> PASSAGE SHOWN:
[Paper Notes] Towards Bridging the Gap: Systematic Sim-to-Real Transfer for Diverse Legged Robots

13 minute read

Published:

This post supports English / 中文 switching via the site language toggle in the top navigation.

TL;DR

PACE is a sim-to-real pipeline for legged robots that treats actuator and joint dynamics as the main reality gap. The key move is practical: collect short fixed-base, in-air encoder trajectories, fit a compact physical parameterization in simulation with CMA-ES, then train locomotion policies directly in the fitted simulator without dynamics randomization. The paper is useful if you are thinking about parameter identification as an alternative to ActuatorNet-style black-box actuator modeling.

My read: PACE is strongest as a joint-space dynamics alignment recipe. It does not try to learn a full residual simulator. It fits per-joint effective inertia, viscous damping, Coulomb friction, joint bias, and one global command delay. That gives a small parameter vector, enough physical meaning to debug, and a workflow that works even when the robot has only joint encoders and no joint torque sensors.

> TO-DO LIST:
1: In the PACE notes, what method fits the physical parameters in simulation?
2: Name every quantity that the PACE notes say the method fits.
3: Shorten the paragraph of the PACE notes that begins "PACE is a sim-to-real pipeline", keeping its main facts.

> ITEMS:
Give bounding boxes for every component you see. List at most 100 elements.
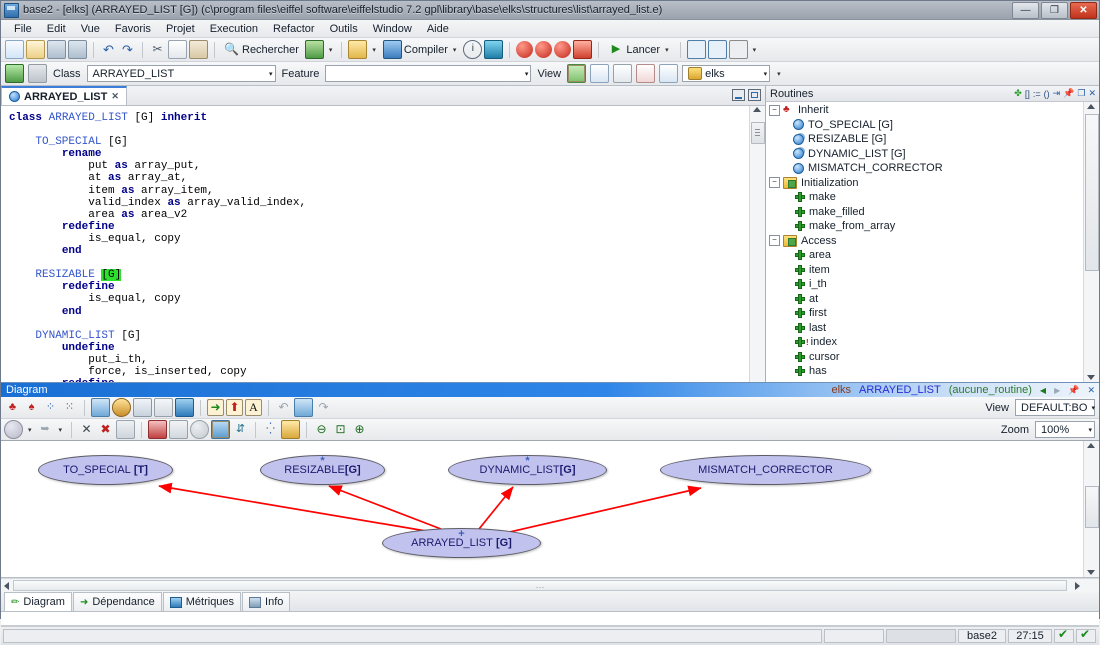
highlight-icon[interactable]: [281, 420, 301, 439]
cluster-more-caret[interactable]: ▾: [774, 70, 784, 78]
breadcrumb-cluster[interactable]: elks: [831, 384, 851, 396]
canvas-horizontal-scrollbar[interactable]: ⋯: [1, 578, 1099, 592]
routines-item-cursor[interactable]: cursor: [766, 350, 1083, 365]
routines-group-access[interactable]: − Access: [766, 234, 1083, 249]
brackets-icon[interactable]: []: [1025, 89, 1030, 99]
eraser-icon[interactable]: [116, 420, 136, 439]
close-icon[interactable]: ✕: [1087, 385, 1095, 396]
minimize-pane-button[interactable]: [732, 89, 745, 101]
menu-execution[interactable]: Execution: [203, 22, 265, 36]
routines-item-at[interactable]: at: [766, 292, 1083, 307]
save-icon[interactable]: [47, 40, 66, 59]
close-icon[interactable]: ✕: [1088, 88, 1096, 99]
sort-feature-icon[interactable]: ✤: [1014, 88, 1022, 99]
routines-item-make[interactable]: make: [766, 190, 1083, 205]
arrow-right-icon[interactable]: ➜: [207, 399, 224, 416]
feature-combo[interactable]: ▾: [325, 65, 532, 82]
color-icon[interactable]: [148, 420, 168, 439]
scroll-up-icon[interactable]: [753, 107, 761, 112]
routines-item-has[interactable]: has: [766, 364, 1083, 379]
palette-icon[interactable]: [175, 398, 194, 417]
text-icon[interactable]: A: [245, 399, 262, 416]
window-caret[interactable]: ▾: [750, 46, 760, 54]
expander-icon[interactable]: −: [769, 235, 780, 247]
new-cluster-icon[interactable]: [26, 40, 45, 59]
pin-icon[interactable]: 📌: [1068, 385, 1079, 396]
class-combo[interactable]: ARRAYED_LIST ▾: [86, 65, 276, 82]
show-ancestors-icon[interactable]: ⁘: [42, 399, 59, 416]
routines-item-index[interactable]: ! index: [766, 335, 1083, 350]
routines-item-first[interactable]: first: [766, 306, 1083, 321]
run-button[interactable]: ▶ Lancer ▾: [605, 40, 673, 59]
routines-item-to-special[interactable]: TO_SPECIAL [G]: [766, 118, 1083, 133]
expander-icon[interactable]: −: [769, 104, 780, 116]
undo-icon[interactable]: ↶: [100, 41, 117, 58]
world-icon[interactable]: [112, 398, 131, 417]
redo-icon[interactable]: ↷: [315, 399, 332, 416]
menu-projet[interactable]: Projet: [159, 22, 202, 36]
breadcrumb-routine[interactable]: (aucune_routine): [949, 384, 1032, 396]
card-icon[interactable]: [133, 398, 152, 417]
routines-vertical-scrollbar[interactable]: [1083, 102, 1099, 382]
diagram-canvas[interactable]: TO_SPECIAL [T] * RESIZABLE [G] * DYNAMIC_…: [1, 441, 1099, 578]
arrow-up-icon[interactable]: ⬆: [226, 399, 243, 416]
close-icon[interactable]: ✕: [111, 91, 119, 102]
go-forward-icon[interactable]: [28, 64, 47, 83]
fit-icon[interactable]: ⊡: [332, 421, 349, 438]
scroll-right-icon[interactable]: [1075, 581, 1080, 590]
freeze-icon[interactable]: [484, 40, 504, 59]
tab-dependance[interactable]: ➜ Dépendance: [72, 592, 162, 611]
redo-icon[interactable]: ↷: [119, 41, 136, 58]
scroll-down-icon[interactable]: [1087, 375, 1095, 380]
scrollbar-thumb[interactable]: [1085, 114, 1099, 271]
debug-kill-icon[interactable]: [554, 41, 572, 58]
search-button[interactable]: 🔍 Rechercher: [221, 40, 303, 59]
menu-outils[interactable]: Outils: [323, 22, 365, 36]
assign-icon[interactable]: :=: [1033, 89, 1041, 99]
minimize-button[interactable]: —: [1012, 2, 1039, 19]
target-icon[interactable]: [348, 40, 368, 59]
scroll-left-icon[interactable]: [4, 581, 9, 590]
menu-vue[interactable]: Vue: [74, 22, 107, 36]
pin-icon[interactable]: 📌: [1063, 88, 1074, 99]
new-class-icon[interactable]: [5, 40, 24, 59]
diagram-view-combo[interactable]: DEFAULT:BO ▾: [1015, 399, 1095, 416]
export-icon[interactable]: ⇥: [1053, 88, 1061, 99]
diagram-node-to-special[interactable]: TO_SPECIAL [T]: [38, 455, 173, 485]
menu-edit[interactable]: Edit: [40, 22, 73, 36]
project-settings-caret[interactable]: ▾: [326, 46, 336, 54]
maximize-pane-button[interactable]: [748, 89, 761, 101]
close-button[interactable]: ✕: [1070, 2, 1097, 19]
target-caret[interactable]: ▾: [369, 46, 379, 54]
show-descendants-icon[interactable]: ⁙: [61, 399, 78, 416]
clients-view-icon[interactable]: [659, 64, 679, 83]
tab-info[interactable]: Info: [242, 592, 291, 611]
routines-group-initialization[interactable]: − Initialization: [766, 176, 1083, 191]
editor-vertical-scrollbar[interactable]: [749, 106, 765, 382]
sort-icon[interactable]: ⇵: [232, 421, 249, 438]
diagram-node-arrayed-list[interactable]: + ARRAYED_LIST [G]: [382, 528, 541, 558]
diagram-zoom-combo[interactable]: 100% ▾: [1035, 421, 1095, 438]
cut-icon[interactable]: ✂: [149, 41, 166, 58]
routines-item-i-th[interactable]: i_th: [766, 277, 1083, 292]
interface-view-icon[interactable]: [636, 64, 656, 83]
flat-view-icon[interactable]: [590, 64, 610, 83]
info-icon[interactable]: i: [463, 40, 483, 59]
scroll-up-icon[interactable]: [1087, 104, 1095, 109]
layout-icon[interactable]: [169, 420, 189, 439]
client-view-icon[interactable]: ♠: [23, 399, 40, 416]
compile-button[interactable]: Compiler ▾: [381, 40, 462, 59]
back-icon[interactable]: [211, 420, 231, 439]
add-node-icon[interactable]: ⁛: [262, 421, 279, 438]
parens-icon[interactable]: (): [1044, 89, 1050, 99]
undo-icon[interactable]: ↶: [275, 399, 292, 416]
scrollbar-thumb[interactable]: [1085, 486, 1099, 528]
project-settings-icon[interactable]: [304, 40, 324, 59]
nav-next-icon[interactable]: ▶: [1054, 386, 1060, 395]
routines-item-make-from-array[interactable]: make_from_array: [766, 219, 1083, 234]
routines-item-area[interactable]: area: [766, 248, 1083, 263]
save-all-icon[interactable]: [68, 40, 87, 59]
nav-prev-icon[interactable]: ◀: [1040, 386, 1046, 395]
tab-diagram[interactable]: ✏ Diagram: [4, 592, 72, 611]
scroll-up-icon[interactable]: [1087, 443, 1095, 448]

> EXERCISE SOLUTIONS:
1: CMA-ES.

2: Per-joint effective inertia, viscous damping, Coulomb friction, joint bias, and one global command delay.

3: PACE is a sim-to-real pipeline for legged robots that sees actuator and joint dynamics as the main reality gap. It collects short fixed-base, in-air encoder trajectories and fits a compact physical parameterization in simulation with CMA-ES. It then trains locomotion policies in the fitted simulator without dynamics randomization. It is useful when weighing parameter identification against ActuatorNet-style black-box actuator modeling.